Rewrite the material from its first line up to and including the line with "607, 102, 647]", changing "entry-text" to "entry-body" and keeping everything else the same.
____ Supplied records
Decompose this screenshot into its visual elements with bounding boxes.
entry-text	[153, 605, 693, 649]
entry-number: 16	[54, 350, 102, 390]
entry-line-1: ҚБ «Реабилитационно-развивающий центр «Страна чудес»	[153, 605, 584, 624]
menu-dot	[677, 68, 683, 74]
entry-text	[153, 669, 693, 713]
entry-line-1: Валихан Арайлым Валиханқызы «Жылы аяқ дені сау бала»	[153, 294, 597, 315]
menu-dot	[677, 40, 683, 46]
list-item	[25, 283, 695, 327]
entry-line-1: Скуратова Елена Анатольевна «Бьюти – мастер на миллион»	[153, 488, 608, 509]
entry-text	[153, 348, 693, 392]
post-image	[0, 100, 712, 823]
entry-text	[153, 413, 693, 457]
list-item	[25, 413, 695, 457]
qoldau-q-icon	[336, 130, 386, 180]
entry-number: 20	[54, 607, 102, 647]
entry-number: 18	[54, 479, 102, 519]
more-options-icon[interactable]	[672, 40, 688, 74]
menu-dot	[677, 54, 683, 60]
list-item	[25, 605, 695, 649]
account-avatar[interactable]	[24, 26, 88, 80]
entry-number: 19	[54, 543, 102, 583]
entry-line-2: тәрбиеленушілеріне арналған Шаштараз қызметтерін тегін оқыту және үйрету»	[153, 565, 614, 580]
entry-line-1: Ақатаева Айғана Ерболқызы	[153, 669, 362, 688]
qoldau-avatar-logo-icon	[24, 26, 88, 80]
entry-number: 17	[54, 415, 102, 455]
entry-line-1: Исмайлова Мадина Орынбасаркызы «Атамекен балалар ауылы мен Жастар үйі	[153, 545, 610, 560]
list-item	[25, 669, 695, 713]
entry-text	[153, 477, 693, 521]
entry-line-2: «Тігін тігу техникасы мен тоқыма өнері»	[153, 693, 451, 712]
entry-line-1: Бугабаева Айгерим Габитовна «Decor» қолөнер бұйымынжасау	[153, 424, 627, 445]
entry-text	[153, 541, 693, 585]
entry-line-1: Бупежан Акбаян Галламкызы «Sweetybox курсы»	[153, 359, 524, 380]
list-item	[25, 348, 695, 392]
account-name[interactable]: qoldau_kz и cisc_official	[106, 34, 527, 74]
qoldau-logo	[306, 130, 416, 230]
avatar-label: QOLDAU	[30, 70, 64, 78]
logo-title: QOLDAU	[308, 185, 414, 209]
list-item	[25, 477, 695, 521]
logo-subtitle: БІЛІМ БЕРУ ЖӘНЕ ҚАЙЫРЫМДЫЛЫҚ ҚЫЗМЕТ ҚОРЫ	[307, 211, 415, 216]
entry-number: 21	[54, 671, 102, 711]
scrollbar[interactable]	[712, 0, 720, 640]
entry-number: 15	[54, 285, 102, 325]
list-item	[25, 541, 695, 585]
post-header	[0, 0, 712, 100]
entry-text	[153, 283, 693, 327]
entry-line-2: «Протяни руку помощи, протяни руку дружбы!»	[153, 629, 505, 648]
________
#### Solution to this problem
Decompose this screenshot into its visual elements with bounding boxes.
entry-body	[153, 605, 693, 649]
entry-number: 16	[54, 350, 102, 390]
entry-line-1: ҚБ «Реабилитационно-развивающий центр «Страна чудес»	[153, 605, 584, 624]
menu-dot	[677, 68, 683, 74]
entry-body	[153, 669, 693, 713]
entry-line-1: Валихан Арайлым Валиханқызы «Жылы аяқ дені сау бала»	[153, 294, 597, 315]
menu-dot	[677, 40, 683, 46]
list-item	[25, 283, 695, 327]
entry-line-1: Скуратова Елена Анатольевна «Бьюти – мастер на миллион»	[153, 488, 608, 509]
entry-body	[153, 348, 693, 392]
post-image	[0, 100, 712, 823]
entry-body	[153, 413, 693, 457]
list-item	[25, 413, 695, 457]
qoldau-q-icon	[336, 130, 386, 180]
entry-number: 20	[54, 607, 102, 647]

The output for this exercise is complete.